_Task details_
Below are the records. Gather each line that holds "both".
>> begin
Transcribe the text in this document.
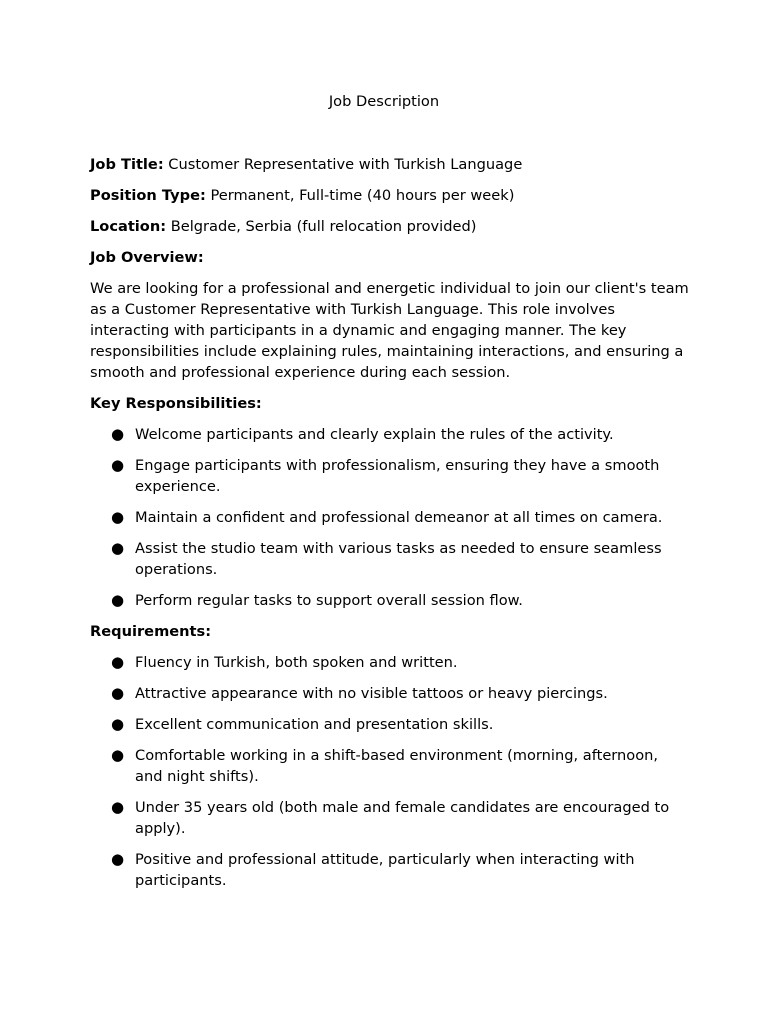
Job Description

Job Title: Customer Representative with Turkish Language

Position Type: Permanent, Full-time (40 hours per week)

Location: Belgrade, Serbia (full relocation provided)

Job Overview:

We are looking for a professional and energetic individual to join our client's team as a Customer Representative with Turkish Language. This role involves interacting with participants in a dynamic and engaging manner. The key responsibilities include explaining rules, maintaining interactions, and ensuring a smooth and professional experience during each session.

Key Responsibilities:

● Welcome participants and clearly explain the rules of the activity.
● Engage participants with professionalism, ensuring they have a smooth experience.
● Maintain a confident and professional demeanor at all times on camera.
● Assist the studio team with various tasks as needed to ensure seamless operations.
● Perform regular tasks to support overall session flow.

Requirements:

● Fluency in Turkish, both spoken and written.
● Attractive appearance with no visible tattoos or heavy piercings.
● Excellent communication and presentation skills.
● Comfortable working in a shift-based environment (morning, afternoon, and night shifts).
● Under 35 years old (both male and female candidates are encouraged to apply).
● Positive and professional attitude, particularly when interacting with participants.
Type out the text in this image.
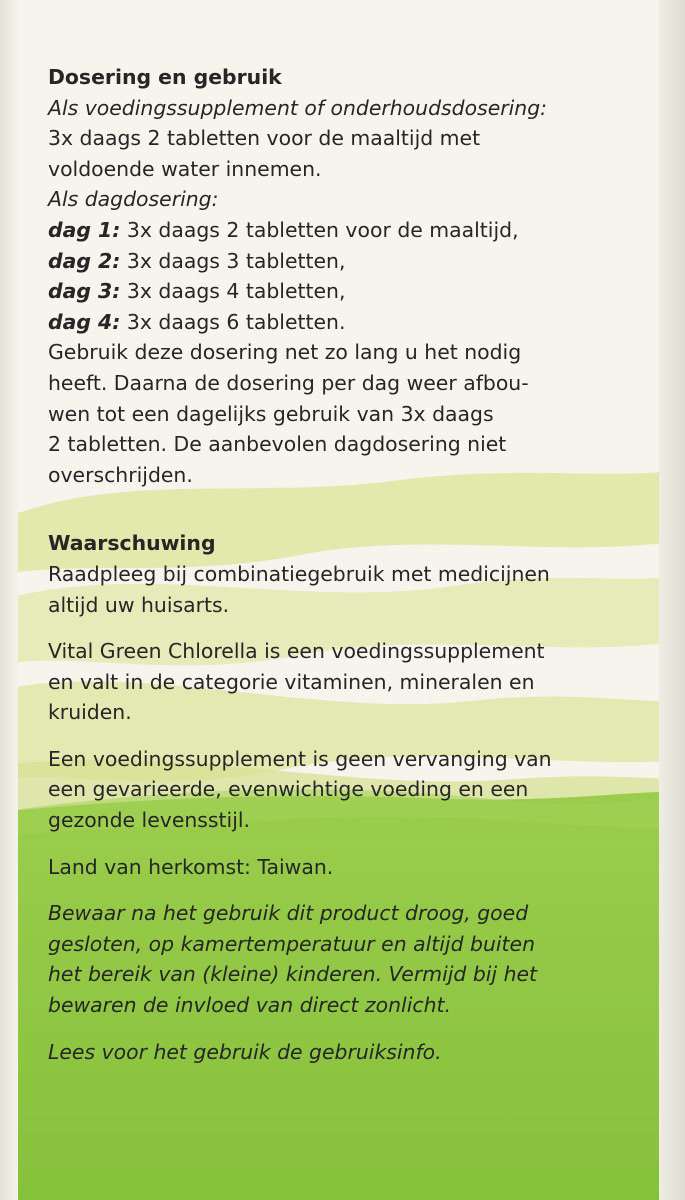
Dosering en gebruik

Als voedingssupplement of onderhoudsdosering:

3x daags 2 tabletten voor de maaltijd met

voldoende water innemen.

Als dagdosering:

dag 1: 3x daags 2 tabletten voor de maaltijd,

dag 2: 3x daags 3 tabletten,

dag 3: 3x daags 4 tabletten,

dag 4: 3x daags 6 tabletten.

Gebruik deze dosering net zo lang u het nodig

heeft. Daarna de dosering per dag weer afbou-

wen tot een dagelijks gebruik van 3x daags

2 tabletten. De aanbevolen dagdosering niet

overschrijden.

Waarschuwing

Raadpleeg bij combinatiegebruik met medicijnen

altijd uw huisarts.

Vital Green Chlorella is een voedingssupplement

en valt in de categorie vitaminen, mineralen en

kruiden.

Een voedingssupplement is geen vervanging van

een gevarieerde, evenwichtige voeding en een

gezonde levensstijl.

Land van herkomst: Taiwan.

Bewaar na het gebruik dit product droog, goed

gesloten, op kamertemperatuur en altijd buiten

het bereik van (kleine) kinderen. Vermijd bij het

bewaren de invloed van direct zonlicht.

Lees voor het gebruik de gebruiksinfo.
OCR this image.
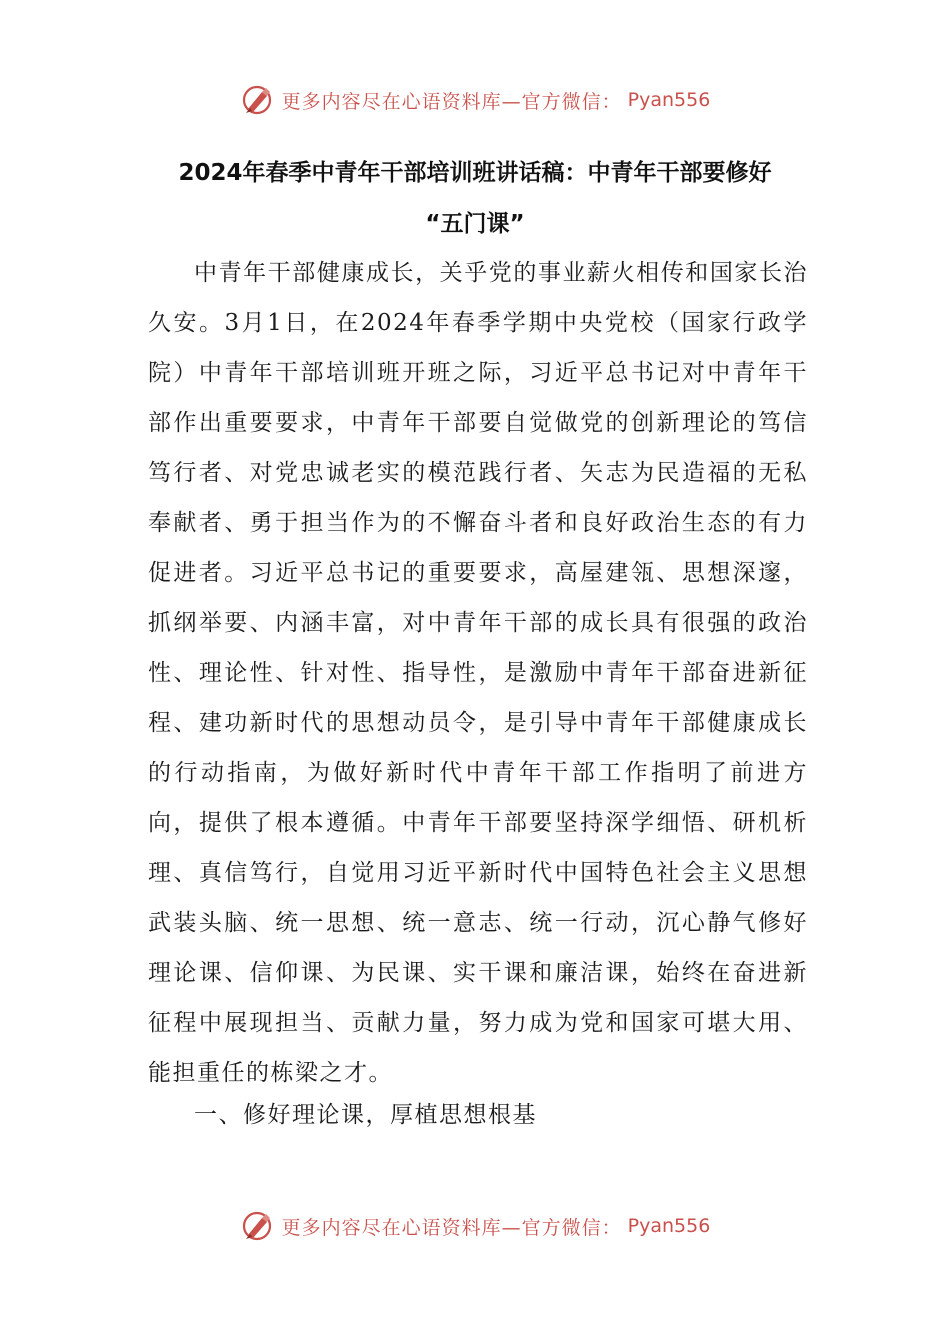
更多内容尽在心语资料库—官方微信： Pyan556
2024年春季中青年干部培训班讲话稿：中青年干部要修好
“五门课”

中青年干部健康成长，关乎党的事业薪火相传和国家长治久安。3月1日，在2024年春季学期中央党校（国家行政学院）中青年干部培训班开班之际，习近平总书记对中青年干部作出重要要求，中青年干部要自觉做党的创新理论的笃信笃行者、对党忠诚老实的模范践行者、矢志为民造福的无私奉献者、勇于担当作为的不懈奋斗者和良好政治生态的有力促进者。习近平总书记的重要要求，高屋建瓴、思想深邃，抓纲举要、内涵丰富，对中青年干部的成长具有很强的政治性、理论性、针对性、指导性，是激励中青年干部奋进新征程、建功新时代的思想动员令，是引导中青年干部健康成长的行动指南，为做好新时代中青年干部工作指明了前进方向，提供了根本遵循。中青年干部要坚持深学细悟、研机析理、真信笃行，自觉用习近平新时代中国特色社会主义思想武装头脑、统一思想、统一意志、统一行动，沉心静气修好理论课、信仰课、为民课、实干课和廉洁课，始终在奋进新征程中展现担当、贡献力量，努力成为党和国家可堪大用、能担重任的栋梁之才。

一、修好理论课，厚植思想根基

更多内容尽在心语资料库—官方微信： Pyan556
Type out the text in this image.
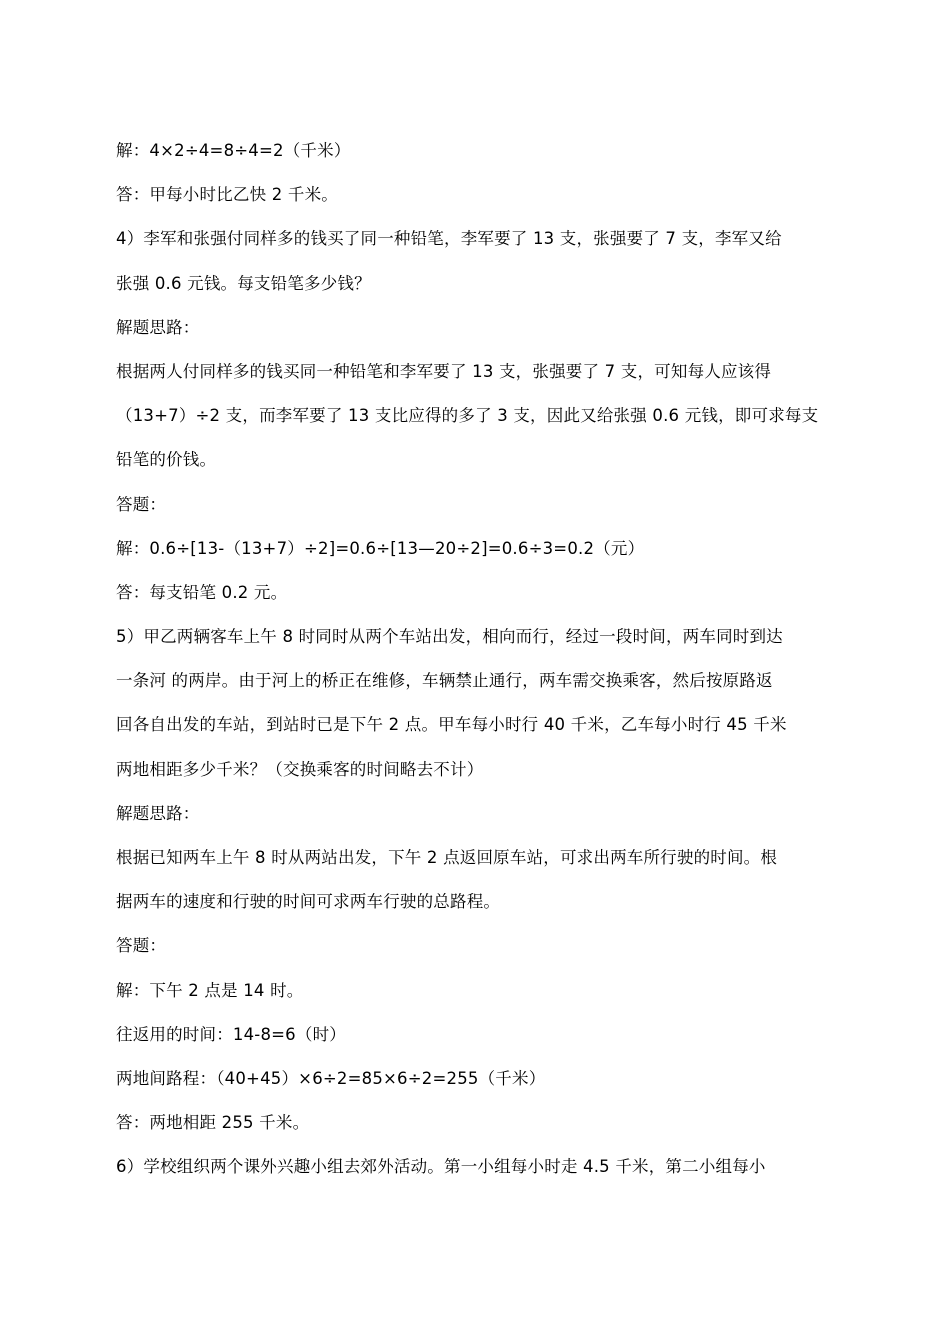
解：4×2÷4=8÷4=2（千米）
答：甲每小时比乙快 2 千米。
4）李军和张强付同样多的钱买了同一种铅笔，李军要了 13 支，张强要了 7 支，李军又给
张强 0.6 元钱。每支铅笔多少钱？
解题思路：
根据两人付同样多的钱买同一种铅笔和李军要了 13 支，张强要了 7 支，可知每人应该得
（13+7）÷2 支，而李军要了 13 支比应得的多了 3 支，因此又给张强 0.6 元钱，即可求每支
铅笔的价钱。
答题：
解：0.6÷[13-（13+7）÷2]=0.6÷[13—20÷2]=0.6÷3=0.2（元）
答：每支铅笔 0.2 元。
5）甲乙两辆客车上午 8 时同时从两个车站出发，相向而行，经过一段时间，两车同时到达
一条河 的两岸。由于河上的桥正在维修，车辆禁止通行，两车需交换乘客，然后按原路返
回各自出发的车站，到站时已是下午 2 点。甲车每小时行 40 千米，乙车每小时行 45 千米
两地相距多少千米？（交换乘客的时间略去不计）
解题思路：
根据已知两车上午 8 时从两站出发，下午 2 点返回原车站，可求出两车所行驶的时间。根
据两车的速度和行驶的时间可求两车行驶的总路程。
答题：
解：下午 2 点是 14 时。
往返用的时间：14-8=6（时）
两地间路程：（40+45）×6÷2=85×6÷2=255（千米）
答：两地相距 255 千米。
6）学校组织两个课外兴趣小组去郊外活动。第一小组每小时走 4.5 千米，第二小组每小
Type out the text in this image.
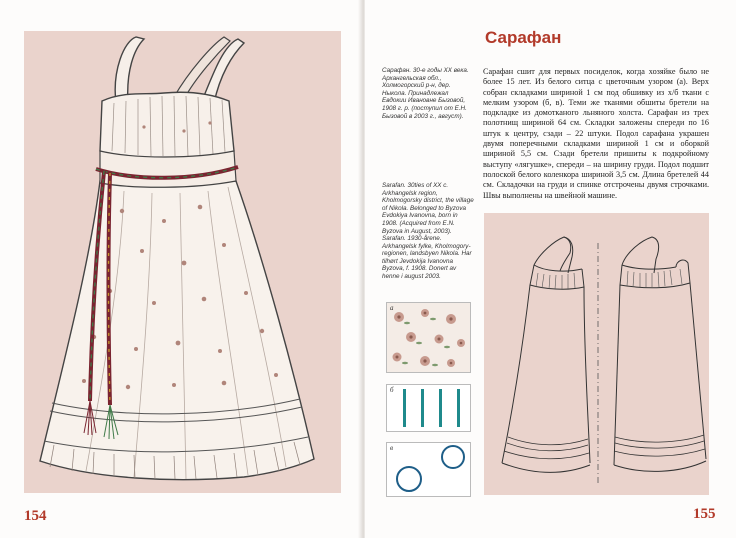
154
Сарафан

Сарафан сшит для первых посиделок, когда хозяйке было не более 15 лет. Из белого ситца с цветочным узором (а). Верх собран складками шириной 1 см под обшивку из х/б ткани с мелким узором (б, в). Теми же тканями обшиты бретели на подкладке из домотканого льняного холста. Сарафан из трех полотнищ шириной 64 см. Складки заложены спереди по 16 штук к центру, сзади – 22 штуки. Подол сарафана украшен двумя поперечными складками шириной 1 см и оборкой шириной 5,5 см. Сзади бретели пришиты к подкройному выступу «лягушке», спереди – на ширину груди. Подол подшит полоской белого коленкора шириной 3,5 см. Длина бретелей 44 см. Складочки на груди и спинке отстрочены двумя строчками. Швы выполнены на швейной машине.

Сарафан. 30-е годы XX века. Архангельская обл., Холмогорский р-н, дер. Ныкола. Принадлежал Евдокии Ивановне Бызовой, 1908 г. р. (поступил от Е.Н. Бызовой в 2003 г., август).

Sarafan. 30ties of XX c. Arkhangelsk region, Kholmogorsky district, the village of Nikola. Belonged to Byzova Evdokiya Ivanovna, born in 1908. (Acquired from E.N. Byzova in August, 2003).

Sarafan. 1930-årene. Arkhangelsk fylke, Kholmogory-regionen, landsbyen Nikola. Har tilhørt Jevdokija Ivanovna Byzova, f. 1908. Donert av henne i august 2003.

а
б
в
155
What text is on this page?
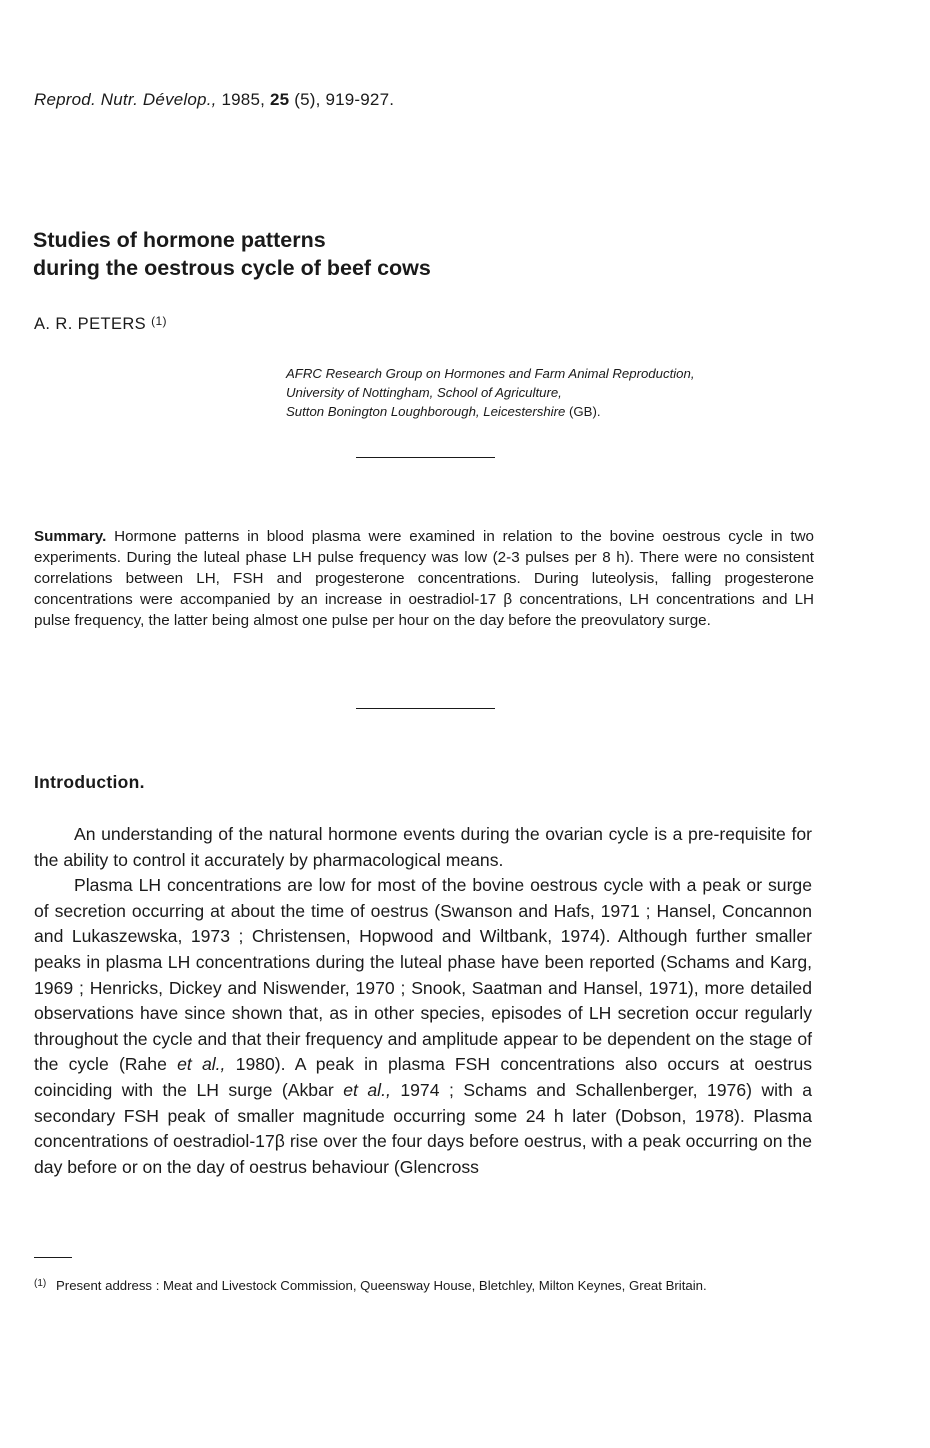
Reprod. Nutr. Dévelop., 1985, 25 (5), 919-927.
Studies of hormone patterns
during the oestrous cycle of beef cows
A. R. PETERS $^{(1)}$
AFRC Research Group on Hormones and Farm Animal Reproduction,
University of Nottingham, School of Agriculture,
Sutton Bonington Loughborough, Leicestershire (GB).

Summary. Hormone patterns in blood plasma were examined in relation to the bovine oestrous cycle in two experiments. During the luteal phase LH pulse frequency was low (2-3 pulses per 8 h). There were no consistent correlations between LH, FSH and progesterone concentrations. During luteolysis, falling progesterone concentrations were accompanied by an increase in oestradiol-17 β concentrations, LH concentrations and LH pulse frequency, the latter being almost one pulse per hour on the day before the preovulatory surge.

Introduction.

An understanding of the natural hormone events during the ovarian cycle is a pre-requisite for the ability to control it accurately by pharmacological means.

Plasma LH concentrations are low for most of the bovine oestrous cycle with a peak or surge of secretion occurring at about the time of oestrus (Swanson and Hafs, 1971 ; Hansel, Concannon and Lukaszewska, 1973 ; Christensen, Hopwood and Wiltbank, 1974). Although further smaller peaks in plasma LH concentrations during the luteal phase have been reported (Schams and Karg, 1969 ; Henricks, Dickey and Niswender, 1970 ; Snook, Saatman and Hansel, 1971), more detailed observations have since shown that, as in other species, episodes of LH secretion occur regularly throughout the cycle and that their frequency and amplitude appear to be dependent on the stage of the cycle (Rahe et al., 1980). A peak in plasma FSH concentrations also occurs at oestrus coinciding with the LH surge (Akbar et al., 1974 ; Schams and Schallenberger, 1976) with a secondary FSH peak of smaller magnitude occurring some 24 h later (Dobson, 1978). Plasma concentrations of oestradiol-17β rise over the four days before oestrus, with a peak occurring on the day before or on the day of oestrus behaviour (Glencross

(1) Present address : Meat and Livestock Commission, Queensway House, Bletchley, Milton Keynes, Great Britain.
>> end
_Task solution_
● Fluency in Turkish, both spoken and written.
● Under 35 years old (both male and female candidates are encouraged to apply).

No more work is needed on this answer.